Objective: Search the records for the word "PULLER" and pick out every line that has it.

Stored records:
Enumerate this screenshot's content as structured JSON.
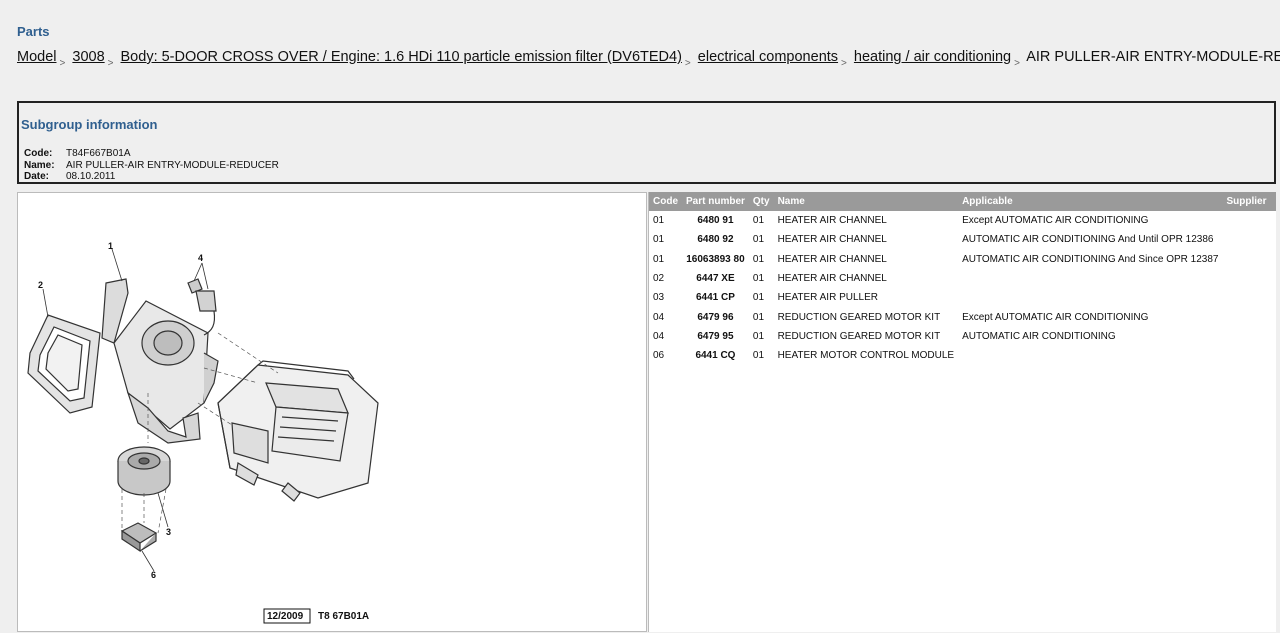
{
  "header": {
    "title": "Parts"
  },
  "breadcrumb": {
    "items": [
      "Model",
      "3008",
      "Body: 5-DOOR CROSS OVER / Engine: 1.6 HDi 110 particle emission filter (DV6TED4)",
      "electrical components",
      "heating / air conditioning"
    ],
    "current": "AIR PULLER-AIR ENTRY-MODULE-REDUCER",
    "separator": ">"
  },
  "subgroup": {
    "title": "Subgroup information",
    "code_label": "Code:",
    "code": "T84F667B01A",
    "name_label": "Name:",
    "name": "AIR PULLER-AIR ENTRY-MODULE-REDUCER",
    "date_label": "Date:",
    "date": "08.10.2011"
  },
  "diagram": {
    "callouts": [
      "1",
      "2",
      "3",
      "4",
      "6"
    ],
    "stamp_date": "12/2009",
    "stamp_ref": "T8 67B01A"
  },
  "table": {
    "headers": [
      "Code",
      "Part number",
      "Qty",
      "Name",
      "Applicable",
      "Supplier"
    ],
    "rows": [
      [
        "01",
        "6480 91",
        "01",
        "HEATER AIR CHANNEL",
        "Except AUTOMATIC AIR CONDITIONING",
        ""
      ],
      [
        "01",
        "6480 92",
        "01",
        "HEATER AIR CHANNEL",
        "AUTOMATIC AIR CONDITIONING And Until OPR 12386",
        ""
      ],
      [
        "01",
        "16063893 80",
        "01",
        "HEATER AIR CHANNEL",
        "AUTOMATIC AIR CONDITIONING And Since OPR 12387",
        ""
      ],
      [
        "02",
        "6447 XE",
        "01",
        "HEATER AIR CHANNEL",
        "",
        ""
      ],
      [
        "03",
        "6441 CP",
        "01",
        "HEATER AIR PULLER",
        "",
        ""
      ],
      [
        "04",
        "6479 96",
        "01",
        "REDUCTION GEARED MOTOR KIT",
        "Except AUTOMATIC AIR CONDITIONING",
        ""
      ],
      [
        "04",
        "6479 95",
        "01",
        "REDUCTION GEARED MOTOR KIT",
        "AUTOMATIC AIR CONDITIONING",
        ""
      ],
      [
        "06",
        "6441 CQ",
        "01",
        "HEATER MOTOR CONTROL MODULE",
        "",
        ""
      ]
    ]
  },
  "colors": {
    "title_blue": "#2f5f8f",
    "table_header_bg": "#9a9a9a",
    "page_bg": "#efefef"
  }
}
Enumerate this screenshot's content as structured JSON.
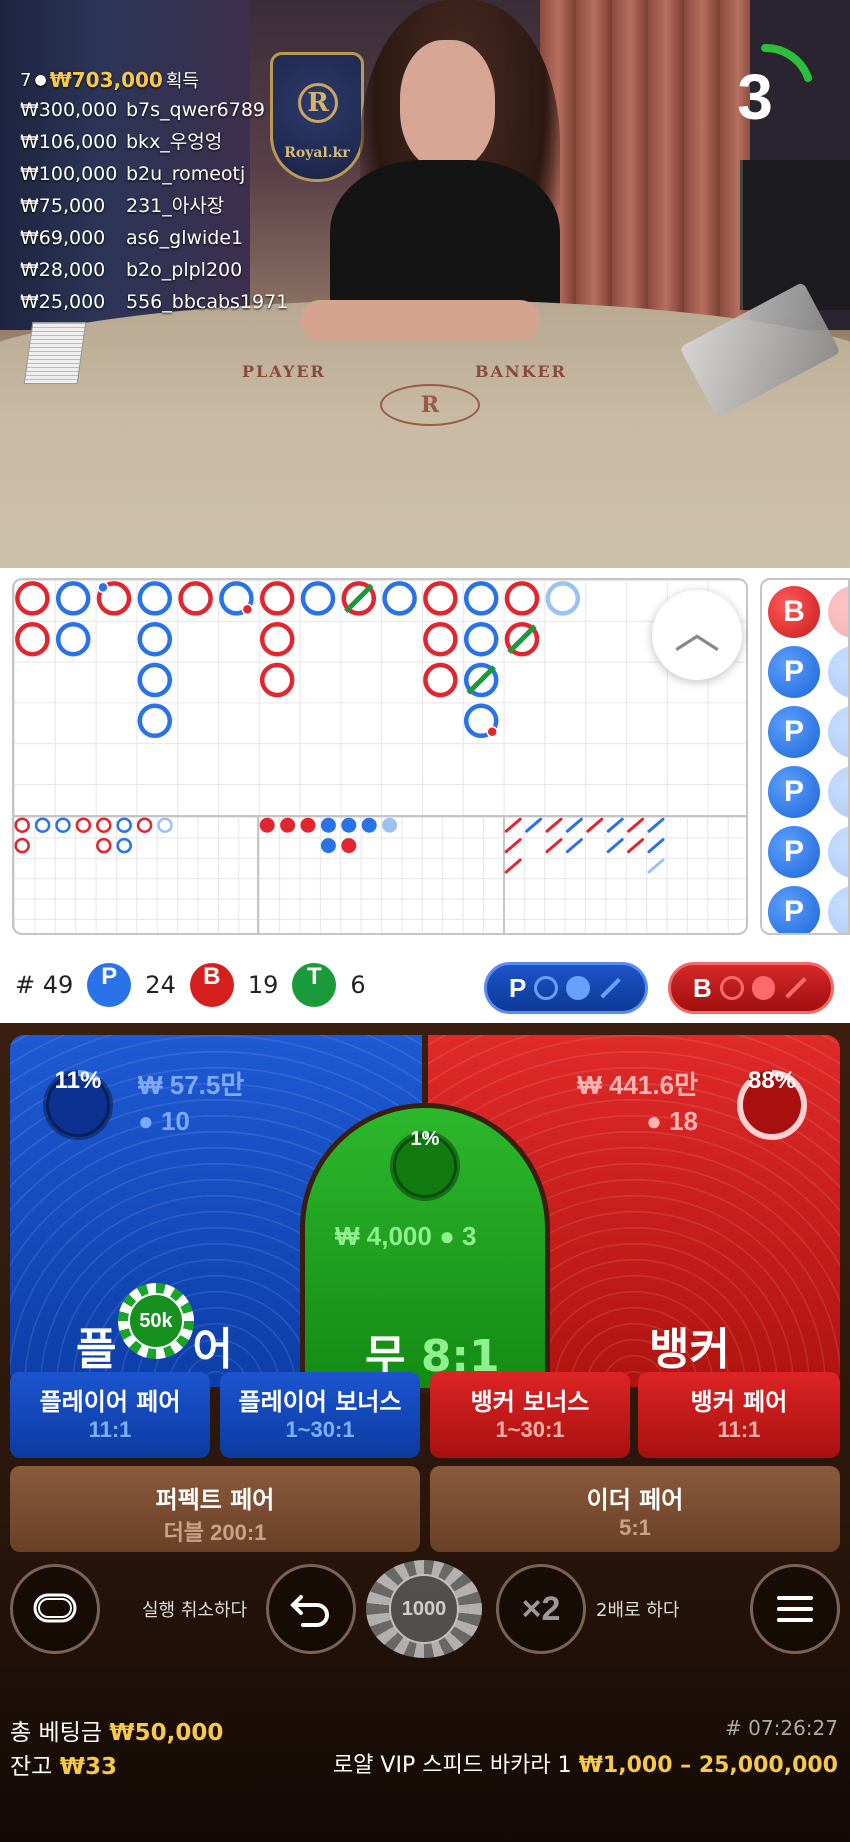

Response for this exercise:
    "current": "AIR PULLER-AIR ENTRY-MODULE-REDUCER",
    "name": "AIR PULLER-AIR ENTRY-MODULE-REDUCER",
        "HEATER AIR PULLER",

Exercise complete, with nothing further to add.